* BEGIN Supplied data *
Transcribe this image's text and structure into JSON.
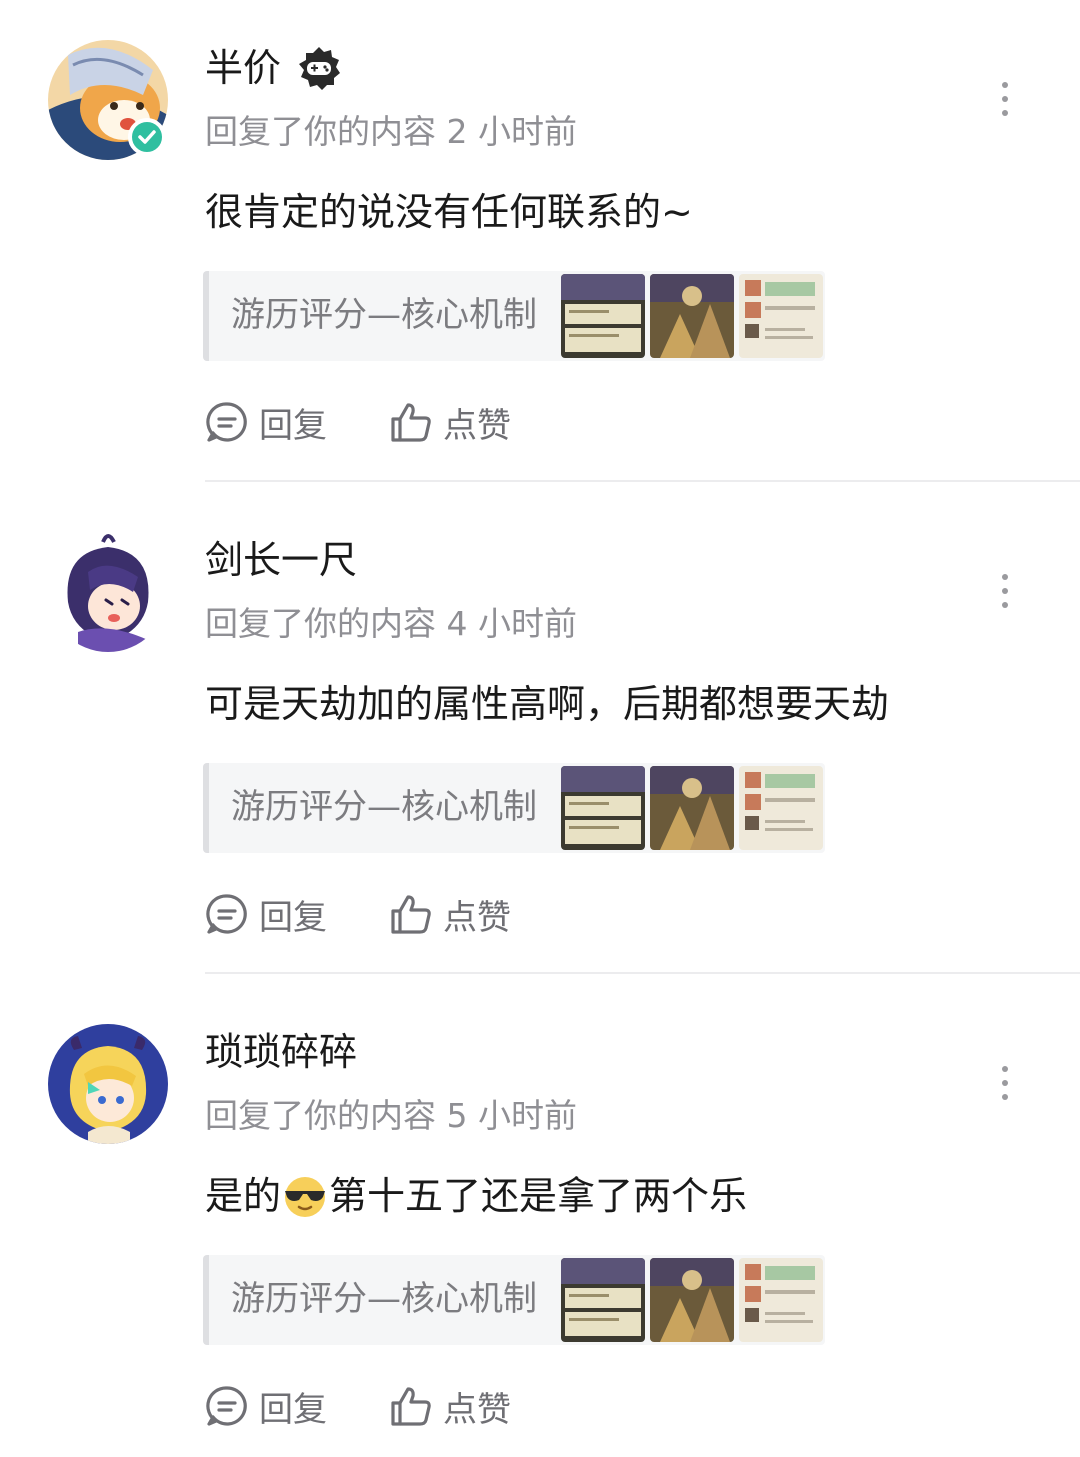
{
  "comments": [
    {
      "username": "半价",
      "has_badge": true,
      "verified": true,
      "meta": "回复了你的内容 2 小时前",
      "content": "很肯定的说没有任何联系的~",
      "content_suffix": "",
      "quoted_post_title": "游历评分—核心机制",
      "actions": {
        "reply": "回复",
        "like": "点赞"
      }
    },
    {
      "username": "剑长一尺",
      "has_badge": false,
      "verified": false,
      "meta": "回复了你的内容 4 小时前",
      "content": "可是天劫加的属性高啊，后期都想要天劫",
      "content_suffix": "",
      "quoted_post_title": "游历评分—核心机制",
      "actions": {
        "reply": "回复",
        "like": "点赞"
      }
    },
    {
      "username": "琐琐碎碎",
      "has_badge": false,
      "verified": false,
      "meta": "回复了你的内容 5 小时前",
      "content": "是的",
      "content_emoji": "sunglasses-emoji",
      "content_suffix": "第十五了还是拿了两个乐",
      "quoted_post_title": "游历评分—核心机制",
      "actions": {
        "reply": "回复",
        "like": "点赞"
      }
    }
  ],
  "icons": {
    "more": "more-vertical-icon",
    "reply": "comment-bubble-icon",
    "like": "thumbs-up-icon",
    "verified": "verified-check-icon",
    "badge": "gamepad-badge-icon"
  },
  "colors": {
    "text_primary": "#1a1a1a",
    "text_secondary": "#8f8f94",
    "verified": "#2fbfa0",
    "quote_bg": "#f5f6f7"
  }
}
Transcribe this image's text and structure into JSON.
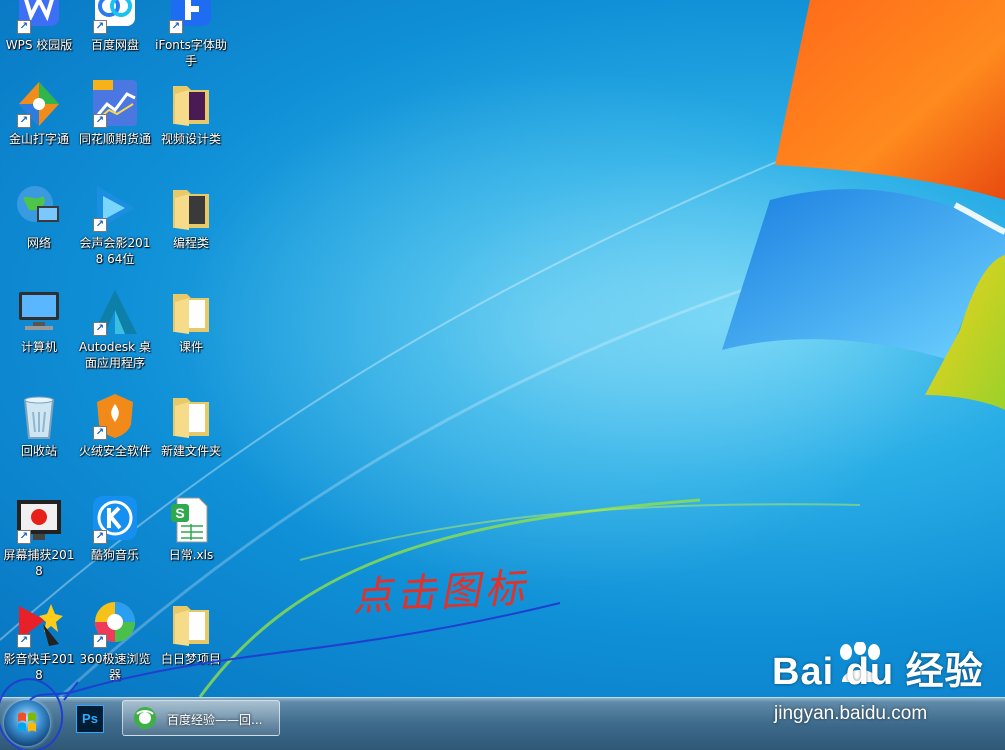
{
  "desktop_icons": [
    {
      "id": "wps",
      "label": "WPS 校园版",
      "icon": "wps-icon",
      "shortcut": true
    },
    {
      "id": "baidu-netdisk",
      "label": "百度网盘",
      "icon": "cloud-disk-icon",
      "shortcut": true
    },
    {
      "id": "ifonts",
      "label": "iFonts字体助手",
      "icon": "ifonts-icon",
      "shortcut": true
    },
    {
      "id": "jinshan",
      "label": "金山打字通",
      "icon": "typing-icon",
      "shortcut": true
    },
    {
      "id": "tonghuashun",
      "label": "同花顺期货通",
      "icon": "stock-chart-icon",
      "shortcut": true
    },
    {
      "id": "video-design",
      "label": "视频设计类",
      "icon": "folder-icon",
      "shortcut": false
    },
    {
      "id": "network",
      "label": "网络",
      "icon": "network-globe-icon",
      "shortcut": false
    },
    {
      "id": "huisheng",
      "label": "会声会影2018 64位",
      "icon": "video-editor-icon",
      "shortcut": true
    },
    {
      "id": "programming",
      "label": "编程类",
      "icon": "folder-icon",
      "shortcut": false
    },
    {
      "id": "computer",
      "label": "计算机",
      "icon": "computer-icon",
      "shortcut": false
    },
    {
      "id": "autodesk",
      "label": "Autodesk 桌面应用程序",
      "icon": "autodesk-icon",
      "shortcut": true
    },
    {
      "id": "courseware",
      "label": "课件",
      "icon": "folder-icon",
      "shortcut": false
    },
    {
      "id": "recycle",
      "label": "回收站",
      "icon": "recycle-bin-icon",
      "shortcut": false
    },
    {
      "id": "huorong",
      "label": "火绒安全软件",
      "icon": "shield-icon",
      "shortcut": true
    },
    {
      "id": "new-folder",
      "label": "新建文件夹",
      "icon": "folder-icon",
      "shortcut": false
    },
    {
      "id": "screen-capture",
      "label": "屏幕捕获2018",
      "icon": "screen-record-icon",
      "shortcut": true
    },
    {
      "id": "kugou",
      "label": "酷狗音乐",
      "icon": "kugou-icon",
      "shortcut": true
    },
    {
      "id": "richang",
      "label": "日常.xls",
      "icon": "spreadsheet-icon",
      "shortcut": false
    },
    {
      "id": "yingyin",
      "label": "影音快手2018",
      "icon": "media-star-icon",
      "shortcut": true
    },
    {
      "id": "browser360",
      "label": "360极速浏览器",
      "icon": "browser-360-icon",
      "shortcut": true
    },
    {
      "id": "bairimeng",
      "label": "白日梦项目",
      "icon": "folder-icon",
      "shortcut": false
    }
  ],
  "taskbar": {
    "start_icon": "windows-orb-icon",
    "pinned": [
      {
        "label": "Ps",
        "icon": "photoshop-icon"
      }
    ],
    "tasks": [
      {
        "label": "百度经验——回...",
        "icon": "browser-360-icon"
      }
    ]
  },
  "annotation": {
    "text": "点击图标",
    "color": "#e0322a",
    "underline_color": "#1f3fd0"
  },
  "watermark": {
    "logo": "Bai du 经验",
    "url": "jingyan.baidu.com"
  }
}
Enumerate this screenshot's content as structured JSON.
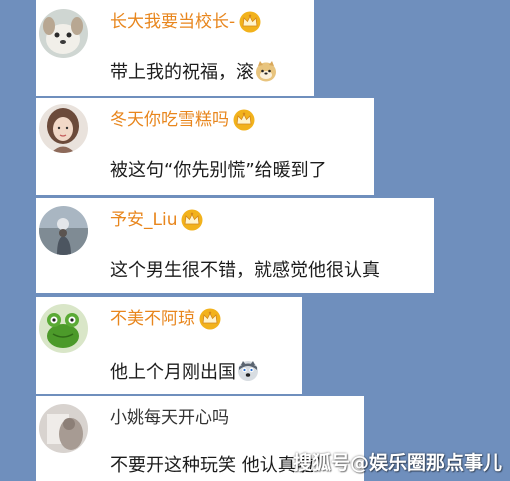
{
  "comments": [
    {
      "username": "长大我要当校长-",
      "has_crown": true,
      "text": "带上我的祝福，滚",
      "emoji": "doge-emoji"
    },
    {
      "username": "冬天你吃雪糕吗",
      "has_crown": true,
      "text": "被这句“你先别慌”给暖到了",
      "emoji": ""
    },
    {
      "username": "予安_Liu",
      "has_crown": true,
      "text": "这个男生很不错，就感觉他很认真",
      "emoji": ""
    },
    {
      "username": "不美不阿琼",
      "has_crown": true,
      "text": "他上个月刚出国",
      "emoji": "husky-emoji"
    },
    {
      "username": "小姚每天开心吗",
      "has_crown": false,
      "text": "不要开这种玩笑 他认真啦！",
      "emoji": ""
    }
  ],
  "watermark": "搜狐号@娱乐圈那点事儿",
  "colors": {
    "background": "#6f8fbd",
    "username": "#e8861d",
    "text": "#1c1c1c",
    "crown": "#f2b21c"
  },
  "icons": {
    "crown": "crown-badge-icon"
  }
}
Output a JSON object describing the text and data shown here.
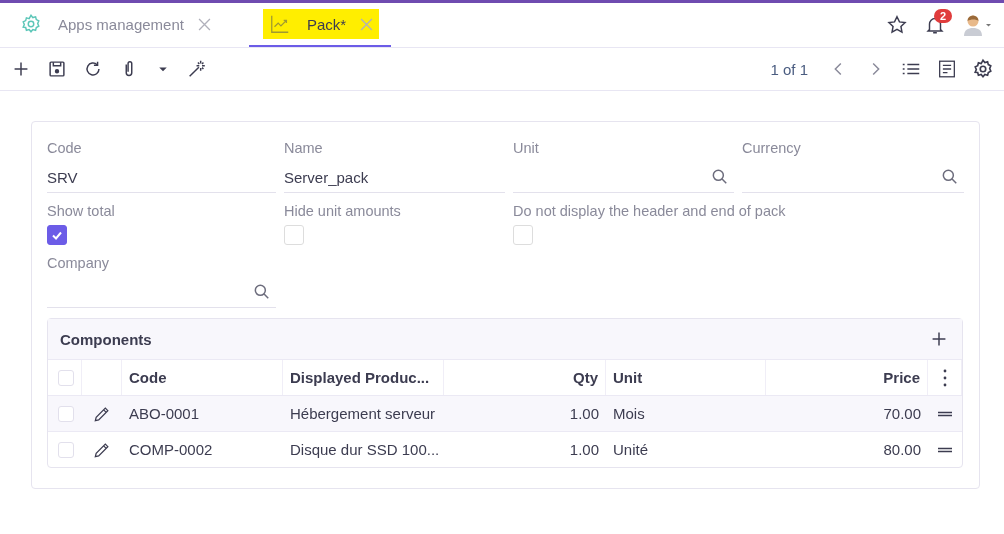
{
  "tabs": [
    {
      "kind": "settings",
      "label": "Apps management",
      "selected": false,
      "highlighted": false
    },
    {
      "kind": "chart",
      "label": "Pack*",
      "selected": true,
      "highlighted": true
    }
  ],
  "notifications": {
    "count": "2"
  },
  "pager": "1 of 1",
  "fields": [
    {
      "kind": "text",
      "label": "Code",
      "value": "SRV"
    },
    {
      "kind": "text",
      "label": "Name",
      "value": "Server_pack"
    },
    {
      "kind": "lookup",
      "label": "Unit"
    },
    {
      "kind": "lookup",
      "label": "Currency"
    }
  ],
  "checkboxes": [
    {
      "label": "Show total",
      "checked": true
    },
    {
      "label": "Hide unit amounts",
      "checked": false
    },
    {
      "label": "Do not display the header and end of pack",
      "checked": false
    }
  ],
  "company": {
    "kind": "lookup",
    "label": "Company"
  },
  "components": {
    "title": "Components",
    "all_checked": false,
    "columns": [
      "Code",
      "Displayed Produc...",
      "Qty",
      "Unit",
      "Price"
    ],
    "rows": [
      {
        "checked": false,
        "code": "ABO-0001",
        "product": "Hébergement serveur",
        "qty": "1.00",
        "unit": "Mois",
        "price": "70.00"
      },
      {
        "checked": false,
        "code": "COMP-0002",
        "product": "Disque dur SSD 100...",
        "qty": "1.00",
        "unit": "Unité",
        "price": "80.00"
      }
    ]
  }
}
* END Supplied data *
— Exercise —
Reproduce the material word for word. Any pictures should be left out of the copy.

— Output of the task —
Transcribe this image's text and structure into JSON.
{
  "comments": [
    {
      "username": "半价",
      "has_badge": true,
      "verified": true,
      "meta": "回复了你的内容 2 小时前",
      "content": "很肯定的说没有任何联系的~",
      "content_suffix": "",
      "quoted_post_title": "游历评分—核心机制",
      "actions": {
        "reply": "回复",
        "like": "点赞"
      }
    },
    {
      "username": "剑长一尺",
      "has_badge": false,
      "verified": false,
      "meta": "回复了你的内容 4 小时前",
      "content": "可是天劫加的属性高啊，后期都想要天劫",
      "content_suffix": "",
      "quoted_post_title": "游历评分—核心机制",
      "actions": {
        "reply": "回复",
        "like": "点赞"
      }
    },
    {
      "username": "琐琐碎碎",
      "has_badge": false,
      "verified": false,
      "meta": "回复了你的内容 5 小时前",
      "content": "是的",
      "content_emoji": "sunglasses-emoji",
      "content_suffix": "第十五了还是拿了两个乐",
      "quoted_post_title": "游历评分—核心机制",
      "actions": {
        "reply": "回复",
        "like": "点赞"
      }
    }
  ],
  "icons": {
    "more": "more-vertical-icon",
    "reply": "comment-bubble-icon",
    "like": "thumbs-up-icon",
    "verified": "verified-check-icon",
    "badge": "gamepad-badge-icon"
  },
  "colors": {
    "text_primary": "#1a1a1a",
    "text_secondary": "#8f8f94",
    "verified": "#2fbfa0",
    "quote_bg": "#f5f6f7"
  }
}
Transcribe this image's text and structure into JSON.
{
  "desktop_icons": [
    {
      "id": "wps",
      "label": "WPS 校园版",
      "icon": "wps-icon",
      "shortcut": true
    },
    {
      "id": "baidu-netdisk",
      "label": "百度网盘",
      "icon": "cloud-disk-icon",
      "shortcut": true
    },
    {
      "id": "ifonts",
      "label": "iFonts字体助手",
      "icon": "ifonts-icon",
      "shortcut": true
    },
    {
      "id": "jinshan",
      "label": "金山打字通",
      "icon": "typing-icon",
      "shortcut": true
    },
    {
      "id": "tonghuashun",
      "label": "同花顺期货通",
      "icon": "stock-chart-icon",
      "shortcut": true
    },
    {
      "id": "video-design",
      "label": "视频设计类",
      "icon": "folder-icon",
      "shortcut": false
    },
    {
      "id": "network",
      "label": "网络",
      "icon": "network-globe-icon",
      "shortcut": false
    },
    {
      "id": "huisheng",
      "label": "会声会影2018 64位",
      "icon": "video-editor-icon",
      "shortcut": true
    },
    {
      "id": "programming",
      "label": "编程类",
      "icon": "folder-icon",
      "shortcut": false
    },
    {
      "id": "computer",
      "label": "计算机",
      "icon": "computer-icon",
      "shortcut": false
    },
    {
      "id": "autodesk",
      "label": "Autodesk 桌面应用程序",
      "icon": "autodesk-icon",
      "shortcut": true
    },
    {
      "id": "courseware",
      "label": "课件",
      "icon": "folder-icon",
      "shortcut": false
    },
    {
      "id": "recycle",
      "label": "回收站",
      "icon": "recycle-bin-icon",
      "shortcut": false
    },
    {
      "id": "huorong",
      "label": "火绒安全软件",
      "icon": "shield-icon",
      "shortcut": true
    },
    {
      "id": "new-folder",
      "label": "新建文件夹",
      "icon": "folder-icon",
      "shortcut": false
    },
    {
      "id": "screen-capture",
      "label": "屏幕捕获2018",
      "icon": "screen-record-icon",
      "shortcut": true
    },
    {
      "id": "kugou",
      "label": "酷狗音乐",
      "icon": "kugou-icon",
      "shortcut": true
    },
    {
      "id": "richang",
      "label": "日常.xls",
      "icon": "spreadsheet-icon",
      "shortcut": false
    },
    {
      "id": "yingyin",
      "label": "影音快手2018",
      "icon": "media-star-icon",
      "shortcut": true
    },
    {
      "id": "browser360",
      "label": "360极速浏览器",
      "icon": "browser-360-icon",
      "shortcut": true
    },
    {
      "id": "bairimeng",
      "label": "白日梦项目",
      "icon": "folder-icon",
      "shortcut": false
    }
  ],
  "taskbar": {
    "start_icon": "windows-orb-icon",
    "pinned": [
      {
        "label": "Ps",
        "icon": "photoshop-icon"
      }
    ],
    "tasks": [
      {
        "label": "百度经验——回...",
        "icon": "browser-360-icon"
      }
    ]
  },
  "annotation": {
    "text": "点击图标",
    "color": "#e0322a",
    "underline_color": "#1f3fd0"
  },
  "watermark": {
    "logo": "Bai du 经验",
    "url": "jingyan.baidu.com"
  }
}
Enumerate this screenshot's content as structured JSON.
{
  "comments": [
    {
      "username": "长大我要当校长-",
      "has_crown": true,
      "text": "带上我的祝福，滚",
      "emoji": "doge-emoji"
    },
    {
      "username": "冬天你吃雪糕吗",
      "has_crown": true,
      "text": "被这句“你先别慌”给暖到了",
      "emoji": ""
    },
    {
      "username": "予安_Liu",
      "has_crown": true,
      "text": "这个男生很不错，就感觉他很认真",
      "emoji": ""
    },
    {
      "username": "不美不阿琼",
      "has_crown": true,
      "text": "他上个月刚出国",
      "emoji": "husky-emoji"
    },
    {
      "username": "小姚每天开心吗",
      "has_crown": false,
      "text": "不要开这种玩笑 他认真啦！",
      "emoji": ""
    }
  ],
  "watermark": "搜狐号@娱乐圈那点事儿",
  "colors": {
    "background": "#6f8fbd",
    "username": "#e8861d",
    "text": "#1c1c1c",
    "crown": "#f2b21c"
  },
  "icons": {
    "crown": "crown-badge-icon"
  }
}
Output a JSON object describing the text and data shown here.
{
  "tabs": [
    {
      "kind": "settings",
      "label": "Apps management",
      "selected": false,
      "highlighted": false
    },
    {
      "kind": "chart",
      "label": "Pack*",
      "selected": true,
      "highlighted": true
    }
  ],
  "notifications": {
    "count": "2"
  },
  "pager": "1 of 1",
  "fields": [
    {
      "kind": "text",
      "label": "Code",
      "value": "SRV"
    },
    {
      "kind": "text",
      "label": "Name",
      "value": "Server_pack"
    },
    {
      "kind": "lookup",
      "label": "Unit"
    },
    {
      "kind": "lookup",
      "label": "Currency"
    }
  ],
  "checkboxes": [
    {
      "label": "Show total",
      "checked": true
    },
    {
      "label": "Hide unit amounts",
      "checked": false
    },
    {
      "label": "Do not display the header and end of pack",
      "checked": false
    }
  ],
  "company": {
    "kind": "lookup",
    "label": "Company"
  },
  "components": {
    "title": "Components",
    "all_checked": false,
    "columns": [
      "Code",
      "Displayed Produc...",
      "Qty",
      "Unit",
      "Price"
    ],
    "rows": [
      {
        "checked": false,
        "code": "ABO-0001",
        "product": "Hébergement serveur",
        "qty": "1.00",
        "unit": "Mois",
        "price": "70.00"
      },
      {
        "checked": false,
        "code": "COMP-0002",
        "product": "Disque dur SSD 100...",
        "qty": "1.00",
        "unit": "Unité",
        "price": "80.00"
      }
    ]
  }
}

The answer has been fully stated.